=== What you are asked to do ===
Can you restate the records below word for word?

─── Record list

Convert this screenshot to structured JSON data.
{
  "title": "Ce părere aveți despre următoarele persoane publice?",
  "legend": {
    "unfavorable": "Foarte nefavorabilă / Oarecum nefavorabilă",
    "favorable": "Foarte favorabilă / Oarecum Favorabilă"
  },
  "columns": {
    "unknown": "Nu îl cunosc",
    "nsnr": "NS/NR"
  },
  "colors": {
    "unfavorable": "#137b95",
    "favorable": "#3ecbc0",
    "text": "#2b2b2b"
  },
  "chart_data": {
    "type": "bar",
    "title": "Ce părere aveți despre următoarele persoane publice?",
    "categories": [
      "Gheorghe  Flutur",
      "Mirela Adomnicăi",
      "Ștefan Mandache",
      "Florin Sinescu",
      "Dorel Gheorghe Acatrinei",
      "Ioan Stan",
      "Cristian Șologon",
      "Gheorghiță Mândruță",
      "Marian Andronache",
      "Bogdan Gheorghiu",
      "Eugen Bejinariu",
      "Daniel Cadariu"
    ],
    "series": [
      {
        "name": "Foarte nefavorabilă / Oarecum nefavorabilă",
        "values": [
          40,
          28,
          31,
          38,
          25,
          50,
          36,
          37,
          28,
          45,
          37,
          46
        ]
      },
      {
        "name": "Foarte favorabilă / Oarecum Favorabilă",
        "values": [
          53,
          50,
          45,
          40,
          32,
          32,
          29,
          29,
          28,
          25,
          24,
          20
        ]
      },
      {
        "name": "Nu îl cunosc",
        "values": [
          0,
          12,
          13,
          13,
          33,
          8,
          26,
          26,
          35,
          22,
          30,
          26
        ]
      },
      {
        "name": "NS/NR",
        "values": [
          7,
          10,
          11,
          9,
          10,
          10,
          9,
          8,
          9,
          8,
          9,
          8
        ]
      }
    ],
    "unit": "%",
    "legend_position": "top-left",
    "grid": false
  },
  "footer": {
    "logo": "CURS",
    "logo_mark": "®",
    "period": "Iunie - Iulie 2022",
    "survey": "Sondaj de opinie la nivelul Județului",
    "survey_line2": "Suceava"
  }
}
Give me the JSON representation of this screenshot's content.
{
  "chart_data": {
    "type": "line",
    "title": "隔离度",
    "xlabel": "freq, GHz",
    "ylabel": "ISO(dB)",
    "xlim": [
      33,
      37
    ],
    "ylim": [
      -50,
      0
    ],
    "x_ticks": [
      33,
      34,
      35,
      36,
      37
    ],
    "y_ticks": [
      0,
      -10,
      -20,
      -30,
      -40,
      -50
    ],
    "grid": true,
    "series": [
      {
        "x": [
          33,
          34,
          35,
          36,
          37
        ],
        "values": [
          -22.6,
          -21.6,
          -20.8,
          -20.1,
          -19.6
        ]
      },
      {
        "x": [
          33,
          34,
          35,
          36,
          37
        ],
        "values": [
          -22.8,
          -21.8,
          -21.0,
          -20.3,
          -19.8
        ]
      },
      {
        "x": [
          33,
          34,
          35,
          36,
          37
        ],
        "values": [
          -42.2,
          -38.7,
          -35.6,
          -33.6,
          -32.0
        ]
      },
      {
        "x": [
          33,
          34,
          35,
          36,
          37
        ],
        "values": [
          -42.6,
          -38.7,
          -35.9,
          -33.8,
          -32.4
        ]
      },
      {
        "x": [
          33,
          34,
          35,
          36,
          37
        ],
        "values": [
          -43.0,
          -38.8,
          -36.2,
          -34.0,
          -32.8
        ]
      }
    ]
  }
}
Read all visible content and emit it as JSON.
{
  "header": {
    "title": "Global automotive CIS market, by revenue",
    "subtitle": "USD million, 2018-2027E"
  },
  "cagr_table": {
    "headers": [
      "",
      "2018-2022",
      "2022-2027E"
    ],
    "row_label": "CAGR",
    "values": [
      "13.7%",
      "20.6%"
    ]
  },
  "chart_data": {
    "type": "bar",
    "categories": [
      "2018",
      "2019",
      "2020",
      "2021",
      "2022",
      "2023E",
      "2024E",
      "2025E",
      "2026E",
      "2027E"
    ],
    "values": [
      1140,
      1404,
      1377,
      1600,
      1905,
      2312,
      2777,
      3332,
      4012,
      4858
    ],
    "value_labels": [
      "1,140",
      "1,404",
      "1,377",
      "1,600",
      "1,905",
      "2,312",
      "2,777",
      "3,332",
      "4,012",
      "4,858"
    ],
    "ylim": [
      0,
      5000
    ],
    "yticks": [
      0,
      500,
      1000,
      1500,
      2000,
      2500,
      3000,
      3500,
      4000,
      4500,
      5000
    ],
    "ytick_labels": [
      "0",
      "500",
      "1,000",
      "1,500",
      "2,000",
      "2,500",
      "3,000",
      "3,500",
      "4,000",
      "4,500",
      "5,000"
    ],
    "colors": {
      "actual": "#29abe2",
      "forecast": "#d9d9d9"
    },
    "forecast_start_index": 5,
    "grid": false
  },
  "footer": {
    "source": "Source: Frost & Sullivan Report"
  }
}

──────

=== Response ===
Convert this screenshot to structured JSON data.
{
  "title": "Ce părere aveți despre următoarele persoane publice?",
  "legend": {
    "unfavorable": "Foarte nefavorabilă / Oarecum nefavorabilă",
    "favorable": "Foarte favorabilă / Oarecum Favorabilă"
  },
  "columns": {
    "unknown": "Nu îl cunosc",
    "nsnr": "NS/NR"
  },
  "colors": {
    "unfavorable": "#137b95",
    "favorable": "#3ecbc0",
    "text": "#2b2b2b"
  },
  "chart_data": {
    "type": "bar",
    "title": "Ce părere aveți despre următoarele persoane publice?",
    "categories": [
      "Gheorghe  Flutur",
      "Mirela Adomnicăi",
      "Ștefan Mandache",
      "Florin Sinescu",
      "Dorel Gheorghe Acatrinei",
      "Ioan Stan",
      "Cristian Șologon",
      "Gheorghiță Mândruță",
      "Marian Andronache",
      "Bogdan Gheorghiu",
      "Eugen Bejinariu",
      "Daniel Cadariu"
    ],
    "series": [
      {
        "name": "Foarte nefavorabilă / Oarecum nefavorabilă",
        "values": [
          40,
          28,
          31,
          38,
          25,
          50,
          36,
          37,
          28,
          45,
          37,
          46
        ]
      },
      {
        "name": "Foarte favorabilă / Oarecum Favorabilă",
        "values": [
          53,
          50,
          45,
          40,
          32,
          32,
          29,
          29,
          28,
          25,
          24,
          20
        ]
      },
      {
        "name": "Nu îl cunosc",
        "values": [
          0,
          12,
          13,
          13,
          33,
          8,
          26,
          26,
          35,
          22,
          30,
          26
        ]
      },
      {
        "name": "NS/NR",
        "values": [
          7,
          10,
          11,
          9,
          10,
          10,
          9,
          8,
          9,
          8,
          9,
          8
        ]
      }
    ],
    "unit": "%",
    "legend_position": "top-left",
    "grid": false
  },
  "footer": {
    "logo": "CURS",
    "logo_mark": "®",
    "period": "Iunie - Iulie 2022",
    "survey": "Sondaj de opinie la nivelul Județului",
    "survey_line2": "Suceava"
  }
}
Give me the JSON representation of this screenshot's content.
{
  "chart_data": {
    "type": "line",
    "title": "隔离度",
    "xlabel": "freq, GHz",
    "ylabel": "ISO(dB)",
    "xlim": [
      33,
      37
    ],
    "ylim": [
      -50,
      0
    ],
    "x_ticks": [
      33,
      34,
      35,
      36,
      37
    ],
    "y_ticks": [
      0,
      -10,
      -20,
      -30,
      -40,
      -50
    ],
    "grid": true,
    "series": [
      {
        "x": [
          33,
          34,
          35,
          36,
          37
        ],
        "values": [
          -22.6,
          -21.6,
          -20.8,
          -20.1,
          -19.6
        ]
      },
      {
        "x": [
          33,
          34,
          35,
          36,
          37
        ],
        "values": [
          -22.8,
          -21.8,
          -21.0,
          -20.3,
          -19.8
        ]
      },
      {
        "x": [
          33,
          34,
          35,
          36,
          37
        ],
        "values": [
          -42.2,
          -38.7,
          -35.6,
          -33.6,
          -32.0
        ]
      },
      {
        "x": [
          33,
          34,
          35,
          36,
          37
        ],
        "values": [
          -42.6,
          -38.7,
          -35.9,
          -33.8,
          -32.4
        ]
      },
      {
        "x": [
          33,
          34,
          35,
          36,
          37
        ],
        "values": [
          -43.0,
          -38.8,
          -36.2,
          -34.0,
          -32.8
        ]
      }
    ]
  }
}
Read all visible content and emit it as JSON.
{
  "header": {
    "title": "Global automotive CIS market, by revenue",
    "subtitle": "USD million, 2018-2027E"
  },
  "cagr_table": {
    "headers": [
      "",
      "2018-2022",
      "2022-2027E"
    ],
    "row_label": "CAGR",
    "values": [
      "13.7%",
      "20.6%"
    ]
  },
  "chart_data": {
    "type": "bar",
    "categories": [
      "2018",
      "2019",
      "2020",
      "2021",
      "2022",
      "2023E",
      "2024E",
      "2025E",
      "2026E",
      "2027E"
    ],
    "values": [
      1140,
      1404,
      1377,
      1600,
      1905,
      2312,
      2777,
      3332,
      4012,
      4858
    ],
    "value_labels": [
      "1,140",
      "1,404",
      "1,377",
      "1,600",
      "1,905",
      "2,312",
      "2,777",
      "3,332",
      "4,012",
      "4,858"
    ],
    "ylim": [
      0,
      5000
    ],
    "yticks": [
      0,
      500,
      1000,
      1500,
      2000,
      2500,
      3000,
      3500,
      4000,
      4500,
      5000
    ],
    "ytick_labels": [
      "0",
      "500",
      "1,000",
      "1,500",
      "2,000",
      "2,500",
      "3,000",
      "3,500",
      "4,000",
      "4,500",
      "5,000"
    ],
    "colors": {
      "actual": "#29abe2",
      "forecast": "#d9d9d9"
    },
    "forecast_start_index": 5,
    "grid": false
  },
  "footer": {
    "source": "Source: Frost & Sullivan Report"
  }
}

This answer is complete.